### Dataset records ###
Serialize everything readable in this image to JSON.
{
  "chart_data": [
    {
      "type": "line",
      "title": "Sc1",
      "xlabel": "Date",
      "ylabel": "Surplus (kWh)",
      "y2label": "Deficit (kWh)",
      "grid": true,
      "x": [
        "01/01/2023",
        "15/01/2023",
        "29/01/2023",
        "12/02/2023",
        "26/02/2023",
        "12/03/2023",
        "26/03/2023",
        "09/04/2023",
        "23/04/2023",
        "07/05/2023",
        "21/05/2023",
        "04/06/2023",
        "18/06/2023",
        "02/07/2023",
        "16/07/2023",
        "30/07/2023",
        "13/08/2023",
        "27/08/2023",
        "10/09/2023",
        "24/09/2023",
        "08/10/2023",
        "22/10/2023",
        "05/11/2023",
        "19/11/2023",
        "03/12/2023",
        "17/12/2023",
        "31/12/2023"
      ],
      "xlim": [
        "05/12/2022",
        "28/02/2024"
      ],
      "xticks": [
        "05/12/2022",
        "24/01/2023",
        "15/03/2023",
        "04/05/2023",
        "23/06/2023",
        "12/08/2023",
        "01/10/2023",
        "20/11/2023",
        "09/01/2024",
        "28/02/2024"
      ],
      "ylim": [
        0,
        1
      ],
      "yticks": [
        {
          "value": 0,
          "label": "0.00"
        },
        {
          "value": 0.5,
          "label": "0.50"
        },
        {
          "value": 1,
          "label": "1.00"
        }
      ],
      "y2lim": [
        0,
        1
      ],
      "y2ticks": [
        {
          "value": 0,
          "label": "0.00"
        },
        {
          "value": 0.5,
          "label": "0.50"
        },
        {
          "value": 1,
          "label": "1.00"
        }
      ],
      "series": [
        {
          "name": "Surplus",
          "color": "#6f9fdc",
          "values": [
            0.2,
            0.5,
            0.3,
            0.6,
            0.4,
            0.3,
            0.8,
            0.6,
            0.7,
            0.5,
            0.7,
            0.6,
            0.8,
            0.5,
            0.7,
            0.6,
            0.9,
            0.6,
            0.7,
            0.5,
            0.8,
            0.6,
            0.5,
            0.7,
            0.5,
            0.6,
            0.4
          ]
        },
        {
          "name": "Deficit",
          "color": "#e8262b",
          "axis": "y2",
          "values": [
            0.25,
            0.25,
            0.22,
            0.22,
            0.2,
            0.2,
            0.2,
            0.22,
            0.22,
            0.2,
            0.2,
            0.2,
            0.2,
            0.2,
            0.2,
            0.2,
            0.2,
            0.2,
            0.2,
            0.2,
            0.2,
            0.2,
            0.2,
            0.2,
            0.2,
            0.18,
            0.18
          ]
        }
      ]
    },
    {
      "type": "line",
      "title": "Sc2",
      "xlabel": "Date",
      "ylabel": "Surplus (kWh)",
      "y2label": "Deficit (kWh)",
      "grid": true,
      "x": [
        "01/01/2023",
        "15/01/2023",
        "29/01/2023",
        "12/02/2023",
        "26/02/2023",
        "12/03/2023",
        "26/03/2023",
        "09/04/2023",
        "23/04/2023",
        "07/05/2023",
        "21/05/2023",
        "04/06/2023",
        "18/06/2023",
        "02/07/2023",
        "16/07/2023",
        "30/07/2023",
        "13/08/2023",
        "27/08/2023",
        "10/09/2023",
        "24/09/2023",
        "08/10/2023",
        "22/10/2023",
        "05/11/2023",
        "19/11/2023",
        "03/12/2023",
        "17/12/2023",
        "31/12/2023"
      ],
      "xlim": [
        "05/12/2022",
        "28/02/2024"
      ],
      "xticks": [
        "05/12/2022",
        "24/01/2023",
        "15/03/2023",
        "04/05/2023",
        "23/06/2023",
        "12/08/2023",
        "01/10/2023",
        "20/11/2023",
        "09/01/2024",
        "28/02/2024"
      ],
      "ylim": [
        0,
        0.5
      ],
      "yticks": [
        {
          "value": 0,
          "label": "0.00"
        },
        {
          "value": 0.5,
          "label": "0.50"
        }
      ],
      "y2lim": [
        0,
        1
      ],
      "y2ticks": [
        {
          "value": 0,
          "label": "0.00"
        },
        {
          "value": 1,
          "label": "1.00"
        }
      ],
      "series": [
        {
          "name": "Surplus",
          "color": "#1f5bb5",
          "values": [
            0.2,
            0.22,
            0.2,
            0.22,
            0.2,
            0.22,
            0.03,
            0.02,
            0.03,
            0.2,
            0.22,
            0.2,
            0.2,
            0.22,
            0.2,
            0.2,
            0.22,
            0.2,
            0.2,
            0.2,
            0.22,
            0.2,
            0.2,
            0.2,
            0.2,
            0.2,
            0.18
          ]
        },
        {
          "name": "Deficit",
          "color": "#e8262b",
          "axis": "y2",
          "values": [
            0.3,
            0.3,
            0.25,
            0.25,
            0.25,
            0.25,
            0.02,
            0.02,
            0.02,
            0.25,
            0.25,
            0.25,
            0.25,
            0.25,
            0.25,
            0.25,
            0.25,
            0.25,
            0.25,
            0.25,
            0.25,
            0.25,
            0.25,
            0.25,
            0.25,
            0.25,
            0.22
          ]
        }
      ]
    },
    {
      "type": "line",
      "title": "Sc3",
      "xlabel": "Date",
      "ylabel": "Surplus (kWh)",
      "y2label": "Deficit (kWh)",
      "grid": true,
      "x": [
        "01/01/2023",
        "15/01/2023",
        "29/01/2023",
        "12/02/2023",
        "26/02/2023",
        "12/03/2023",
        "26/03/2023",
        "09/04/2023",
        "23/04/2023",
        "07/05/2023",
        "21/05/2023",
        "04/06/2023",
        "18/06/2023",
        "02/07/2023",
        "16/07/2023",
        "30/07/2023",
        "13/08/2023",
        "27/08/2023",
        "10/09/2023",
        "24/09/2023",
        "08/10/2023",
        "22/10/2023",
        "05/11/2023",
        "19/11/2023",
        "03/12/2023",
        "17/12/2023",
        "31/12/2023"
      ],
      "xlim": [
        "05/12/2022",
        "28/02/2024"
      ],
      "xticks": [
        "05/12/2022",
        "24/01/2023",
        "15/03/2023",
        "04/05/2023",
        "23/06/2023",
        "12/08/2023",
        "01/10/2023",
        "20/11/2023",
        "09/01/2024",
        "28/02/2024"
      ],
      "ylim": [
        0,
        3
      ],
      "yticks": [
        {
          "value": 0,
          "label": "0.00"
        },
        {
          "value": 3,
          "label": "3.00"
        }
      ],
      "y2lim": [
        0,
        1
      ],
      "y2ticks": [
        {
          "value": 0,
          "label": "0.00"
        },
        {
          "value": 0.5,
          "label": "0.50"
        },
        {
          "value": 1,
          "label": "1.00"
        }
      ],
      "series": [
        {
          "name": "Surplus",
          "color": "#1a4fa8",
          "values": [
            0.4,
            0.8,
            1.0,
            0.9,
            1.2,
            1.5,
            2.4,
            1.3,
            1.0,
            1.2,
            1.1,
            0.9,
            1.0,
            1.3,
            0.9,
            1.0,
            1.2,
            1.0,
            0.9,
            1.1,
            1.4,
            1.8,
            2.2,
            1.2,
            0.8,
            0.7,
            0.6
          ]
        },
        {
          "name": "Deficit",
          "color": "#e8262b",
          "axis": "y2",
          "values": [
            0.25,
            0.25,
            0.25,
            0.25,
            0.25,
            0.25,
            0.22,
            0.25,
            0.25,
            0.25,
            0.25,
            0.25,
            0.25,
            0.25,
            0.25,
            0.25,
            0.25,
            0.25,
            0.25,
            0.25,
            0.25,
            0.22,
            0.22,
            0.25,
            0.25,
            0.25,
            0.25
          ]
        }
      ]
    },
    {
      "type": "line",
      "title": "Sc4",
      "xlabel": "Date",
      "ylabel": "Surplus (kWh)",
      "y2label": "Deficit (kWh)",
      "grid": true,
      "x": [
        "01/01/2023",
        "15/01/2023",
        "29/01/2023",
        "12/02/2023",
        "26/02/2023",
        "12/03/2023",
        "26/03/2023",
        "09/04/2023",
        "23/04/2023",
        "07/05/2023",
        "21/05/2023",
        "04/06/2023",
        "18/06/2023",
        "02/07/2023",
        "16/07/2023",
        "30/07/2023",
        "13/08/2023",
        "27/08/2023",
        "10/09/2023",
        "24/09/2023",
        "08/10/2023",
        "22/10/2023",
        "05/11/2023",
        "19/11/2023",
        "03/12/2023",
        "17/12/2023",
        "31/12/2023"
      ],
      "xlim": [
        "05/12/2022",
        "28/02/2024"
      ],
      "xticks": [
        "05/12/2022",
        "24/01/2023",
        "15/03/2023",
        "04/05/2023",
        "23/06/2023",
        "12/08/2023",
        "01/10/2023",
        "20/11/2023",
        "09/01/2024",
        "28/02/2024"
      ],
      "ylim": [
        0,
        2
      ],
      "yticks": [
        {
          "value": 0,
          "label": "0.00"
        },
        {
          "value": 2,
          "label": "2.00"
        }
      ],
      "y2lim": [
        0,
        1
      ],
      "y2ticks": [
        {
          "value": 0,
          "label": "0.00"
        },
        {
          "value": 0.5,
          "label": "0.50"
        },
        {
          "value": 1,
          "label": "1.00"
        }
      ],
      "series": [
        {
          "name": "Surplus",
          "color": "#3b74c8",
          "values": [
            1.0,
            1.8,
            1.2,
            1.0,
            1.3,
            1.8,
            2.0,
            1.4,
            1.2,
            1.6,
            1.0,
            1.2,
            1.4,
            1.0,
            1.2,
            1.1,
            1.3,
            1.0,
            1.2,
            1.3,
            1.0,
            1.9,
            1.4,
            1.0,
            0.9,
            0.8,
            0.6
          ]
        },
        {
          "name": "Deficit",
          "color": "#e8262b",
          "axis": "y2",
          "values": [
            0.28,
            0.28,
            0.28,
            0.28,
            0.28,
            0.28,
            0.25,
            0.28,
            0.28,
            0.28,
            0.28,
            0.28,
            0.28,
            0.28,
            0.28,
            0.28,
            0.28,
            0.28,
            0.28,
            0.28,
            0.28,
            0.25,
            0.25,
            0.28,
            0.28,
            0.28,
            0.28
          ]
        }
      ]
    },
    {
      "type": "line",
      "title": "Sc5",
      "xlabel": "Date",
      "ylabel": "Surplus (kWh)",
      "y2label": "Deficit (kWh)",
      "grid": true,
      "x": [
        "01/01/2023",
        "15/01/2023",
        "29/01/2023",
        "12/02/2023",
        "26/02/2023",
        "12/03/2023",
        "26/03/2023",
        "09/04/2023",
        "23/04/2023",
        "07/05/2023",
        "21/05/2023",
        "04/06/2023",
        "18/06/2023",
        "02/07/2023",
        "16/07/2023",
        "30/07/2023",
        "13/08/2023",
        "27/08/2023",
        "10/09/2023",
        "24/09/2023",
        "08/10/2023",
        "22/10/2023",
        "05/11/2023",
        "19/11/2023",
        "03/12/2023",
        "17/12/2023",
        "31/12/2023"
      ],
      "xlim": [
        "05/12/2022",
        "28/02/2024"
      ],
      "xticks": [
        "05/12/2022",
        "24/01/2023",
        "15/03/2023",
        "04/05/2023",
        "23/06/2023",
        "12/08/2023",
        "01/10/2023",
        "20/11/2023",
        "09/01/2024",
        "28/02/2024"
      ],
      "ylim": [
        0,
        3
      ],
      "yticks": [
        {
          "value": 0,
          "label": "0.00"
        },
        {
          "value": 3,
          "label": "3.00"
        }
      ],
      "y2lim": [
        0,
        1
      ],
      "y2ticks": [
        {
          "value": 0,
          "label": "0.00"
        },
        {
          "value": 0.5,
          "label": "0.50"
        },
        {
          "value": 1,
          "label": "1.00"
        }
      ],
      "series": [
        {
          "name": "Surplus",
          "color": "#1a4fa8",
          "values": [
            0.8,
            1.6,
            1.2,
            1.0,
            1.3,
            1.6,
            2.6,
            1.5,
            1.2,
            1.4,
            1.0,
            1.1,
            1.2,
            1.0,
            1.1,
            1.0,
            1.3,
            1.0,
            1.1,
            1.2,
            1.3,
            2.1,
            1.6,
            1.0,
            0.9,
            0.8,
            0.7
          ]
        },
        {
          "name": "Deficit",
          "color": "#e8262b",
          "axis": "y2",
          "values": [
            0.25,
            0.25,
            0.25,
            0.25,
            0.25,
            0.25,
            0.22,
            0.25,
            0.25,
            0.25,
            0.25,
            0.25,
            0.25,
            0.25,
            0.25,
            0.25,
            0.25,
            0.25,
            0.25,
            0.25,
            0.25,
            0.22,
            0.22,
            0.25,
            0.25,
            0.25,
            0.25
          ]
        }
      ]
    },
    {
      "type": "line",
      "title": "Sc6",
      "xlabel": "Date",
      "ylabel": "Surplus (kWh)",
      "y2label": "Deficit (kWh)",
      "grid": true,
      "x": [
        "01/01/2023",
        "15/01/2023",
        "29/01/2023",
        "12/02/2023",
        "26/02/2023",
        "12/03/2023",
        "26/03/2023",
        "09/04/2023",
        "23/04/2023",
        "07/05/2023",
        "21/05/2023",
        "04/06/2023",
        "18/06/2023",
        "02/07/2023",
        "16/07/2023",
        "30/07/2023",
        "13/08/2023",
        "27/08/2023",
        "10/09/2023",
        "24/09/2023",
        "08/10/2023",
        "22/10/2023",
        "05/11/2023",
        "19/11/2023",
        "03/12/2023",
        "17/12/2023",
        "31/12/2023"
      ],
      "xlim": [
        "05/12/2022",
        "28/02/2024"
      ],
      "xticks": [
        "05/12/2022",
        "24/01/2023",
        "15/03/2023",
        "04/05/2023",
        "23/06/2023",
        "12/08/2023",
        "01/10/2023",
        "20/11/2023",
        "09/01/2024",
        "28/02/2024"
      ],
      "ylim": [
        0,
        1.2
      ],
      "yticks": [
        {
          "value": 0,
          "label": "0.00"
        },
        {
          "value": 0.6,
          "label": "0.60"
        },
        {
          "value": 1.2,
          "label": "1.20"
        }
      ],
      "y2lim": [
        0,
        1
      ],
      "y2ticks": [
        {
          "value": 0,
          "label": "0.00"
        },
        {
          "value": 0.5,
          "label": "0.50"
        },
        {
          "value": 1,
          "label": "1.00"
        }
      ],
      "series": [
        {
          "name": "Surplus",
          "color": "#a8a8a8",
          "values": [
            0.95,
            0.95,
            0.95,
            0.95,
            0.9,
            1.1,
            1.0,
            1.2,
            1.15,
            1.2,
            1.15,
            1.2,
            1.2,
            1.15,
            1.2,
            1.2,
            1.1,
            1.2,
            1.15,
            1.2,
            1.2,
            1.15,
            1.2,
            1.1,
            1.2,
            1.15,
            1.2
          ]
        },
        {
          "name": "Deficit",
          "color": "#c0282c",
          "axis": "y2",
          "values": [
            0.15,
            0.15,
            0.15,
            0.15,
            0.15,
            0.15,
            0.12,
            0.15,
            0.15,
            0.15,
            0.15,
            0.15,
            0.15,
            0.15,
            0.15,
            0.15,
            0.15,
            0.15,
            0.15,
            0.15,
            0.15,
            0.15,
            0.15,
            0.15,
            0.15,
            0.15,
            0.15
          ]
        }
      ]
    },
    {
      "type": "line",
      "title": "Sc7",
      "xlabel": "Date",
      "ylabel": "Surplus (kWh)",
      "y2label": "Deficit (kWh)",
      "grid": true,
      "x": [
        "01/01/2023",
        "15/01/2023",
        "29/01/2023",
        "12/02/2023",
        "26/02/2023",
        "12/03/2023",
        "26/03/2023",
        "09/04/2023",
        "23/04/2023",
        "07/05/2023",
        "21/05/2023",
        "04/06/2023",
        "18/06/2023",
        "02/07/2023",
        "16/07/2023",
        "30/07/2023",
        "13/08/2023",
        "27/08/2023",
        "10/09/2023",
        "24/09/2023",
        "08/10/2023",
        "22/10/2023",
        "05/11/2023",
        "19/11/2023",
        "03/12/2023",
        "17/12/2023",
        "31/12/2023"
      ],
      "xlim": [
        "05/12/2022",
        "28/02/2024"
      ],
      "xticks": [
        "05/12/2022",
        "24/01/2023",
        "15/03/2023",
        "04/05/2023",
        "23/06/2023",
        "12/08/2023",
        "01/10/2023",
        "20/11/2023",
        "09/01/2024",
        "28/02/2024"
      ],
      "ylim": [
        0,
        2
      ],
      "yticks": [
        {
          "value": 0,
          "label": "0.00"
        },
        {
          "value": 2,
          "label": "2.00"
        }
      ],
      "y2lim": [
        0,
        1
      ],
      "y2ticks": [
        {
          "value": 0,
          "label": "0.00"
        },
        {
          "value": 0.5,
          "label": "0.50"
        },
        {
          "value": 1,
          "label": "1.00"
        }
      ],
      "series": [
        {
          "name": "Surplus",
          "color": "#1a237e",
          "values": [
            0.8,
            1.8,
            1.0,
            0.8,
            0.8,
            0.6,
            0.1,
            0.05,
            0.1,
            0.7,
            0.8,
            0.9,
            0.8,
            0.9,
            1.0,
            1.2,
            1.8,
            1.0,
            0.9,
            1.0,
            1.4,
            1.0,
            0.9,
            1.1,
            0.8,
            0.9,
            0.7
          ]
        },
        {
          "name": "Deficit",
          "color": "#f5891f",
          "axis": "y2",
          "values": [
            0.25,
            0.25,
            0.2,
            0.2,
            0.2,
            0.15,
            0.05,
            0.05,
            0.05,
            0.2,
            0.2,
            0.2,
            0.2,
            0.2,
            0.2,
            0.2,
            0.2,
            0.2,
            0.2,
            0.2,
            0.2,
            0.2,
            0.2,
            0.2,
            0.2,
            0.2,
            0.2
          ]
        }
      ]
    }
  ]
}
###
**Request**
Select all lines in the listing that include the word "title".

**Solved exercise**
      "title": "Sc1",
      "title": "Sc2",
      "title": "Sc3",
      "title": "Sc4",
      "title": "Sc5",
      "title": "Sc6",
      "title": "Sc7",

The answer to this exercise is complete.